» WHAT TO DO:
Transcribe all the records exactly and omit any images they hold.

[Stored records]

—————

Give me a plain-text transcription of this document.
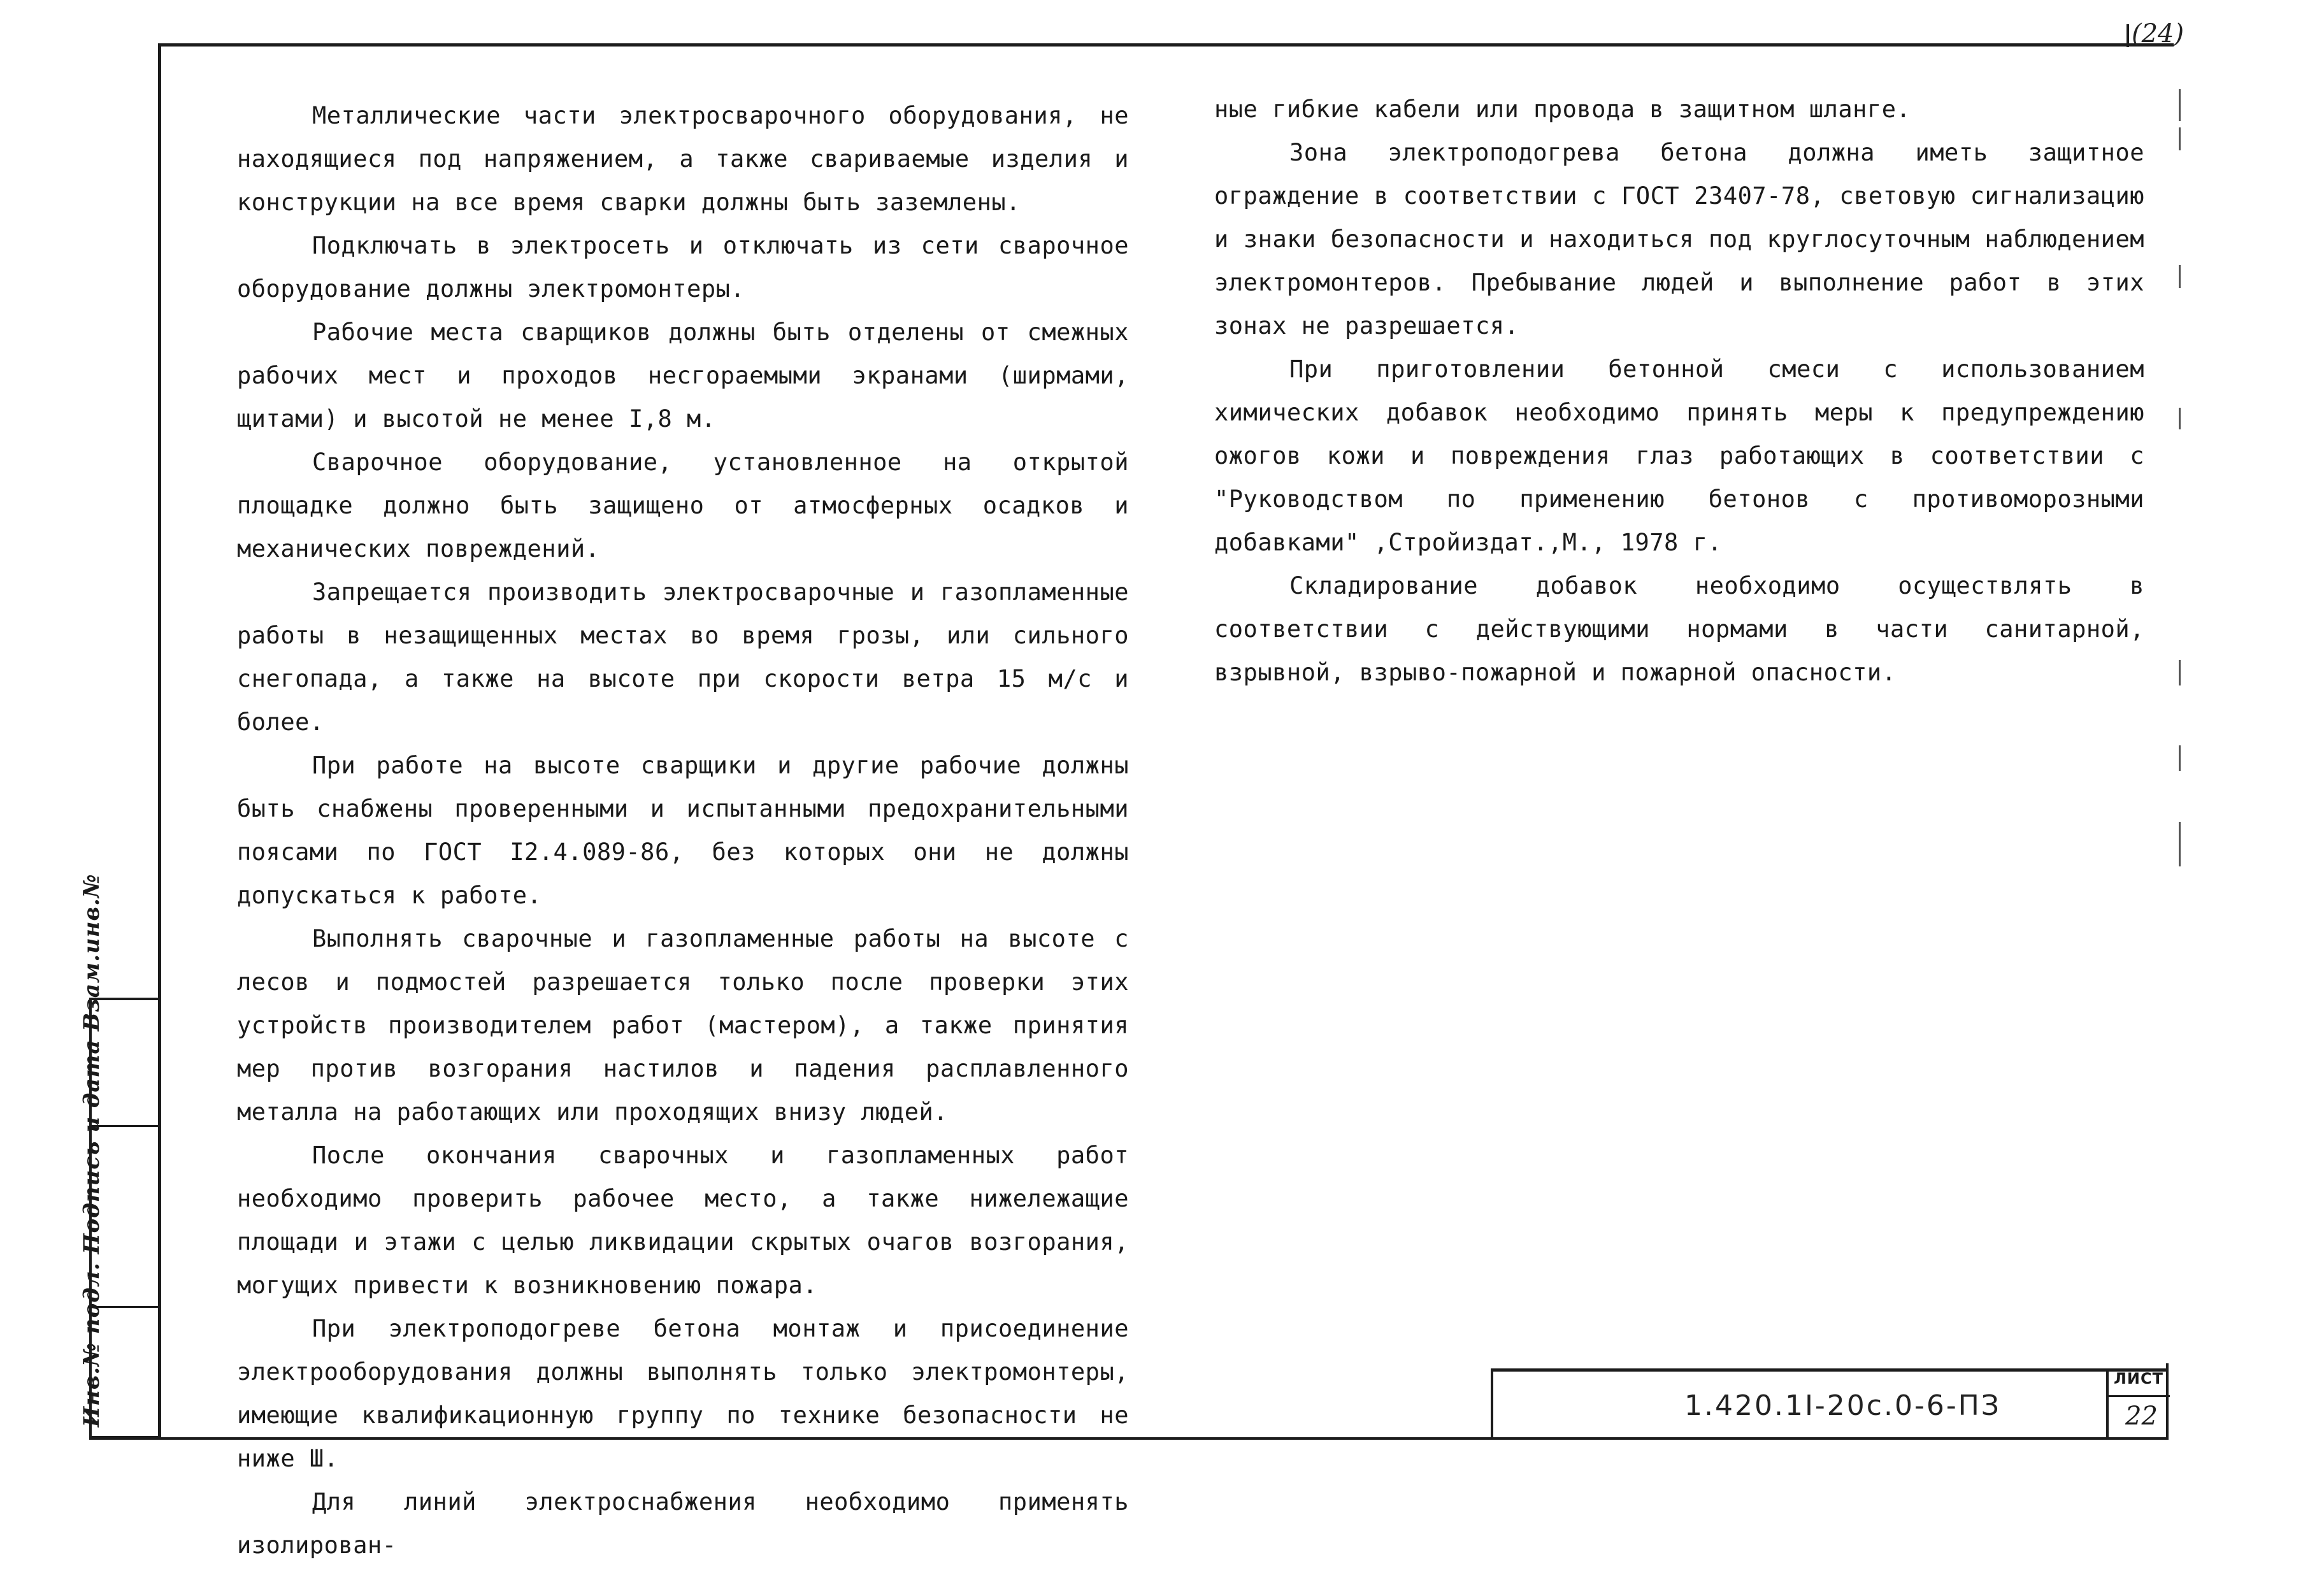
(24)

Металлические части электросварочного оборудования, не находящиеся под напряжением, а также свариваемые изделия и конструкции на все время сварки должны быть заземлены.

Подключать в электросеть и отключать из сети сварочное оборудование должны электромонтеры.

Рабочие места сварщиков должны быть отделены от смежных рабочих мест и проходов несгораемыми экранами (ширмами, щитами) и высотой не менее I,8 м.

Сварочное оборудование, установленное на открытой площадке должно быть защищено от атмосферных осадков и механических повреждений.

Запрещается производить электросварочные и газопламенные работы в незащищенных местах во время грозы, или сильного снегопада, а также на высоте при скорости ветра 15 м/с и более.

При работе на высоте сварщики и другие рабочие должны быть снабжены проверенными и испытанными предохранительными поясами по ГОСТ I2.4.089-86, без которых они не должны допускаться к работе.

Выполнять сварочные и газопламенные работы на высоте с лесов и подмостей разрешается только после проверки этих устройств производителем работ (мастером), а также принятия мер против возгорания настилов и падения расплавленного металла на работающих или проходящих внизу людей.

После окончания сварочных и газопламенных работ необходимо проверить рабочее место, а также нижележащие площади и этажи с целью ликвидации скрытых очагов возгорания, могущих привести к возникновению пожара.

При электроподогреве бетона монтаж и присоединение электрооборудования должны выполнять только электромонтеры, имеющие квалификационную группу по технике безопасности не ниже Ш.

Для линий электроснабжения необходимо применять изолирован-

ные гибкие кабели или провода в защитном шланге.

Зона электроподогрева бетона должна иметь защитное ограждение в соответствии с ГОСТ 23407-78, световую сигнализацию и знаки безопасности и находиться под круглосуточным наблюдением электромонтеров. Пребывание людей и выполнение работ в этих зонах не разрешается.

При приготовлении бетонной смеси с использованием химических добавок необходимо принять меры к предупреждению ожогов кожи и повреждения глаз работающих в соответствии с "Руководством по применению бетонов с противоморозными добавками" ,Стройиздат.,М., 1978 г.

Складирование добавок необходимо осуществлять в соответствии с действующими нормами в части санитарной, взрывной, взрыво-пожарной и пожарной опасности.

1.420.1I-20с.0-6-ПЗ
ЛИСТ
22
Инв.№ подл. Подпись и дата Взам.инв.№
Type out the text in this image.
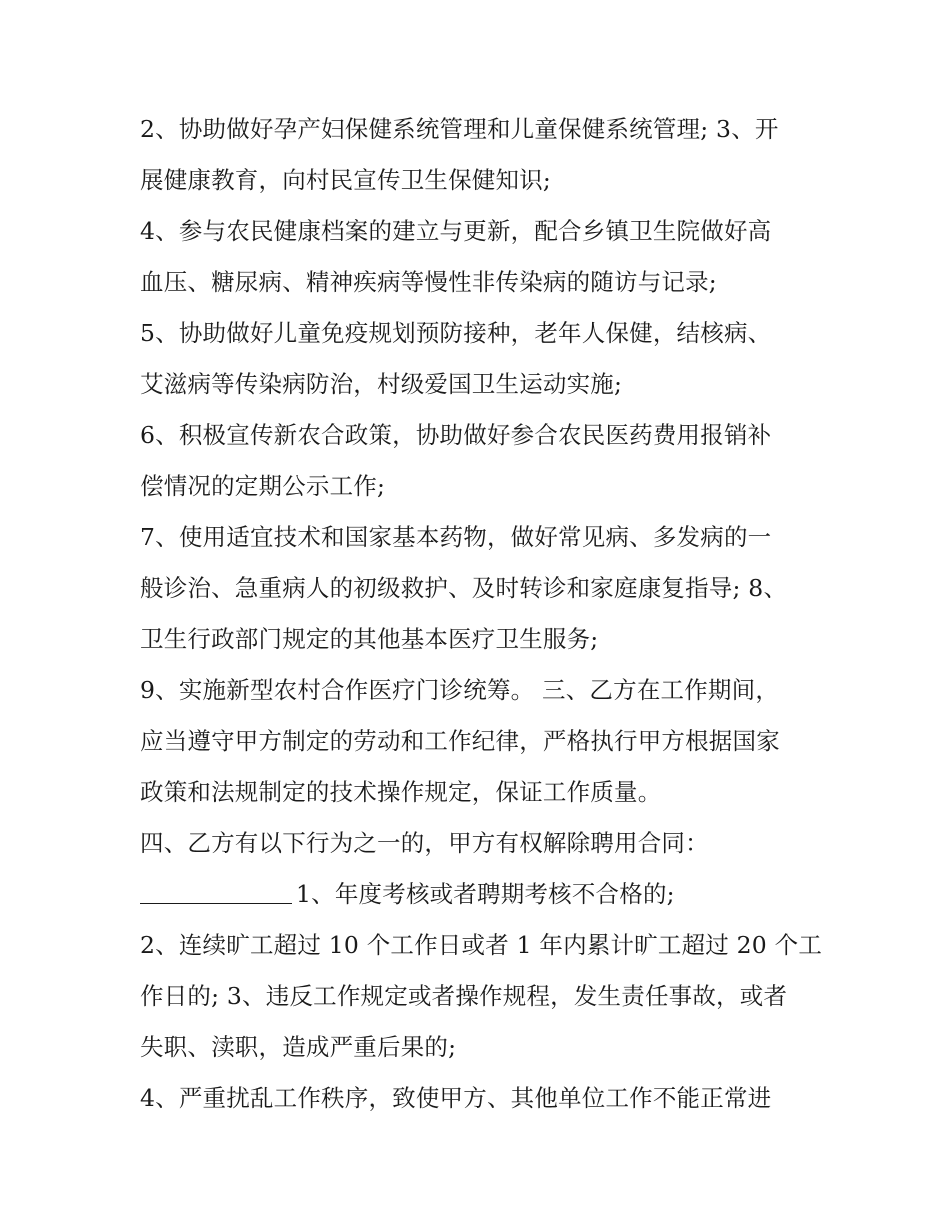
2、协助做好孕产妇保健系统管理和儿童保健系统管理; 3、开
展健康教育，向村民宣传卫生保健知识;
4、参与农民健康档案的建立与更新，配合乡镇卫生院做好高
血压、糖尿病、精神疾病等慢性非传染病的随访与记录;
5、协助做好儿童免疫规划预防接种，老年人保健，结核病、
艾滋病等传染病防治，村级爱国卫生运动实施;
6、积极宣传新农合政策，协助做好参合农民医药费用报销补
偿情况的定期公示工作;
7、使用适宜技术和国家基本药物，做好常见病、多发病的一
般诊治、急重病人的初级救护、及时转诊和家庭康复指导; 8、
卫生行政部门规定的其他基本医疗卫生服务;
9、实施新型农村合作医疗门诊统筹。 三、乙方在工作期间，
应当遵守甲方制定的劳动和工作纪律，严格执行甲方根据国家
政策和法规制定的技术操作规定，保证工作质量。
四、乙方有以下行为之一的，甲方有权解除聘用合同：
1、年度考核或者聘期考核不合格的;
2、连续旷工超过 10 个工作日或者 1 年内累计旷工超过 20 个工
作日的; 3、违反工作规定或者操作规程，发生责任事故，或者
失职、渎职，造成严重后果的;
4、严重扰乱工作秩序，致使甲方、其他单位工作不能正常进
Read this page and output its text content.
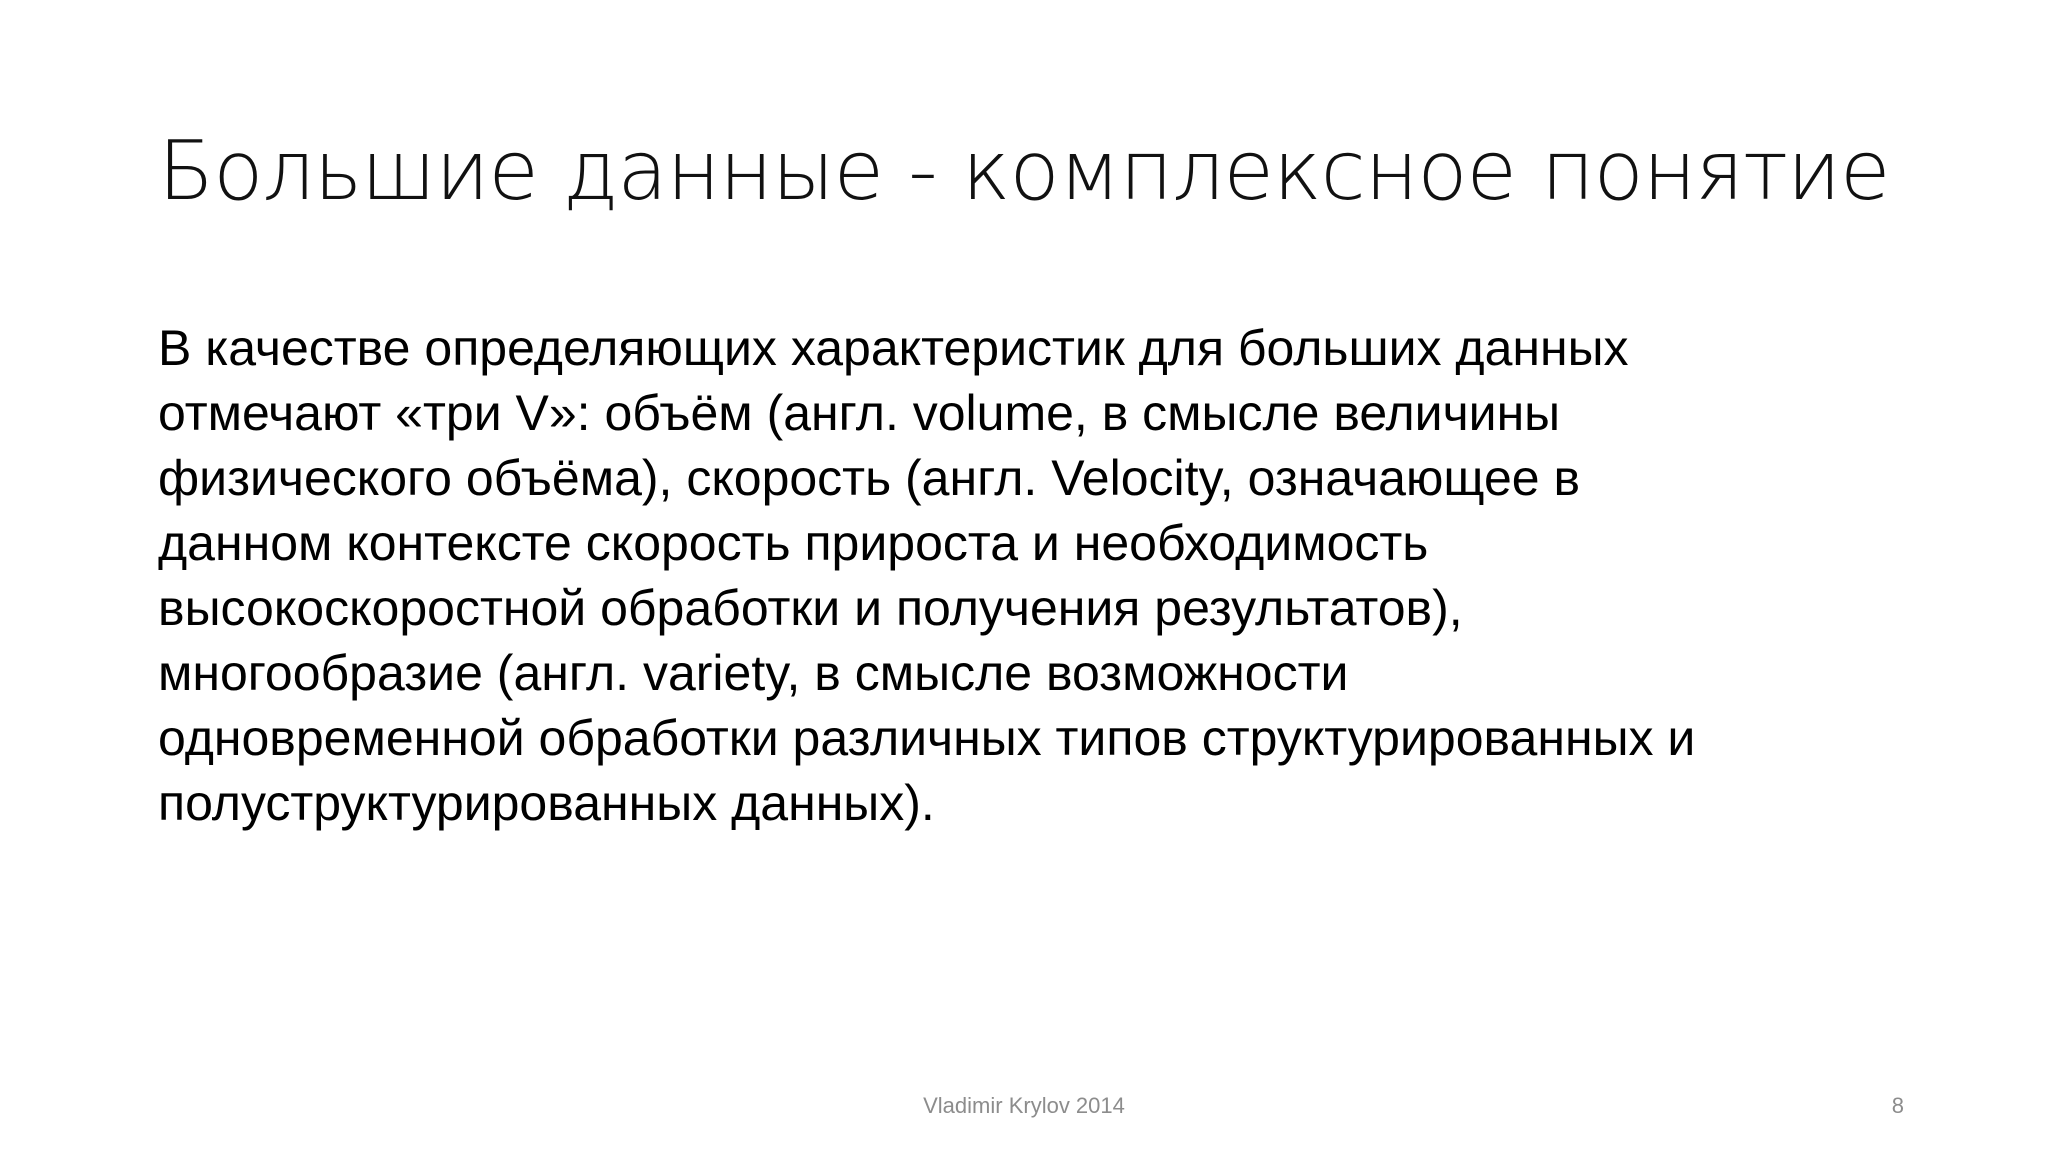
Большие данные - комплексное понятие
В качестве определяющих характеристик для больших данных
отмечают «три V»: объём (англ. volume, в смысле величины
физического объёма), скорость (англ. Velocity, означающее в
данном контексте скорость прироста и необходимость
высокоскоростной обработки и получения результатов),
многообразие (англ. variety, в смысле возможности
одновременной обработки различных типов структурированных и
полуструктурированных данных).
Vladimir Krylov 2014	8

—————

» EXERCISE OUTPUT:
Give me a plain-text transcription of this document.
(24)

Металлические части электросварочного оборудования, не находящиеся под напряжением, а также свариваемые изделия и конструкции на все время сварки должны быть заземлены.

Подключать в электросеть и отключать из сети сварочное оборудование должны электромонтеры.

Рабочие места сварщиков должны быть отделены от смежных рабочих мест и проходов несгораемыми экранами (ширмами, щитами) и высотой не менее I,8 м.

Сварочное оборудование, установленное на открытой площадке должно быть защищено от атмосферных осадков и механических повреждений.

Запрещается производить электросварочные и газопламенные работы в незащищенных местах во время грозы, или сильного снегопада, а также на высоте при скорости ветра 15 м/с и более.

При работе на высоте сварщики и другие рабочие должны быть снабжены проверенными и испытанными предохранительными поясами по ГОСТ I2.4.089-86, без которых они не должны допускаться к работе.

Выполнять сварочные и газопламенные работы на высоте с лесов и подмостей разрешается только после проверки этих устройств производителем работ (мастером), а также принятия мер против возгорания настилов и падения расплавленного металла на работающих или проходящих внизу людей.

После окончания сварочных и газопламенных работ необходимо проверить рабочее место, а также нижележащие площади и этажи с целью ликвидации скрытых очагов возгорания, могущих привести к возникновению пожара.

При электроподогреве бетона монтаж и присоединение электрооборудования должны выполнять только электромонтеры, имеющие квалификационную группу по технике безопасности не ниже Ш.

Для линий электроснабжения необходимо применять изолирован-

ные гибкие кабели или провода в защитном шланге.

Зона электроподогрева бетона должна иметь защитное ограждение в соответствии с ГОСТ 23407-78, световую сигнализацию и знаки безопасности и находиться под круглосуточным наблюдением электромонтеров. Пребывание людей и выполнение работ в этих зонах не разрешается.

При приготовлении бетонной смеси с использованием химических добавок необходимо принять меры к предупреждению ожогов кожи и повреждения глаз работающих в соответствии с "Руководством по применению бетонов с противоморозными добавками" ,Стройиздат.,М., 1978 г.

Складирование добавок необходимо осуществлять в соответствии с действующими нормами в части санитарной, взрывной, взрыво-пожарной и пожарной опасности.

1.420.1I-20с.0-6-ПЗ
ЛИСТ
22
Инв.№ подл. Подпись и дата Взам.инв.№
Type out the text in this image.
2、协助做好孕产妇保健系统管理和儿童保健系统管理; 3、开
展健康教育，向村民宣传卫生保健知识;
4、参与农民健康档案的建立与更新，配合乡镇卫生院做好高
血压、糖尿病、精神疾病等慢性非传染病的随访与记录;
5、协助做好儿童免疫规划预防接种，老年人保健，结核病、
艾滋病等传染病防治，村级爱国卫生运动实施;
6、积极宣传新农合政策，协助做好参合农民医药费用报销补
偿情况的定期公示工作;
7、使用适宜技术和国家基本药物，做好常见病、多发病的一
般诊治、急重病人的初级救护、及时转诊和家庭康复指导; 8、
卫生行政部门规定的其他基本医疗卫生服务;
9、实施新型农村合作医疗门诊统筹。 三、乙方在工作期间，
应当遵守甲方制定的劳动和工作纪律，严格执行甲方根据国家
政策和法规制定的技术操作规定，保证工作质量。
四、乙方有以下行为之一的，甲方有权解除聘用合同：
1、年度考核或者聘期考核不合格的;
2、连续旷工超过 10 个工作日或者 1 年内累计旷工超过 20 个工
作日的; 3、违反工作规定或者操作规程，发生责任事故，或者
失职、渎职，造成严重后果的;
4、严重扰乱工作秩序，致使甲方、其他单位工作不能正常进
Read this page and output its text content.
Большие данные - комплексное понятие
В качестве определяющих характеристик для больших данных
отмечают «три V»: объём (англ. volume, в смысле величины
физического объёма), скорость (англ. Velocity, означающее в
данном контексте скорость прироста и необходимость
высокоскоростной обработки и получения результатов),
многообразие (англ. variety, в смысле возможности
одновременной обработки различных типов структурированных и
полуструктурированных данных).
Vladimir Krylov 2014	8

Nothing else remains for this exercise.